---------- Dataset content ----------

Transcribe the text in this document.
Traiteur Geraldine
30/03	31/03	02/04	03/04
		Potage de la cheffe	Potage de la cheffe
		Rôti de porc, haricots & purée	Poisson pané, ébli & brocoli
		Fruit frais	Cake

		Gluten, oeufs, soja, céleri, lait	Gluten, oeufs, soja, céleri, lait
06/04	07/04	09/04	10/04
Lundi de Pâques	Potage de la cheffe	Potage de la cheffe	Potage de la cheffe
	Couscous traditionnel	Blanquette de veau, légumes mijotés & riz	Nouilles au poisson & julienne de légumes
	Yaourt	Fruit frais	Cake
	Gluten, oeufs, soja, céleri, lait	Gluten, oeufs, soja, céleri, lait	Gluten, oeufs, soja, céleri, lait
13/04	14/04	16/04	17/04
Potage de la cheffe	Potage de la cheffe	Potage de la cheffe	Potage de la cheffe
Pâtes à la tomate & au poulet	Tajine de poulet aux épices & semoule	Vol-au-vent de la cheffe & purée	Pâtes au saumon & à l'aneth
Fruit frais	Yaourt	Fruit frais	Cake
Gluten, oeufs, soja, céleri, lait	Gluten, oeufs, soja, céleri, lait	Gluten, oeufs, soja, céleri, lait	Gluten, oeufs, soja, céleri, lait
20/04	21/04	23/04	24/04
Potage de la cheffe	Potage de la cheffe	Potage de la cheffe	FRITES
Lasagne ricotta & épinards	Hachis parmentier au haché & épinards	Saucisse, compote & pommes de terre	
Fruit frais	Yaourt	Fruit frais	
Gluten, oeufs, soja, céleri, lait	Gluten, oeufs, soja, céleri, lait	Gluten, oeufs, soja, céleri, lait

----------

* [The problem]: Pick out the lines above that hold the string "Cake" and show them.

* [Problem solution]:
		Fruit frais	Cake
	Yaourt	Fruit frais	Cake
Fruit frais	Yaourt	Fruit frais	Cake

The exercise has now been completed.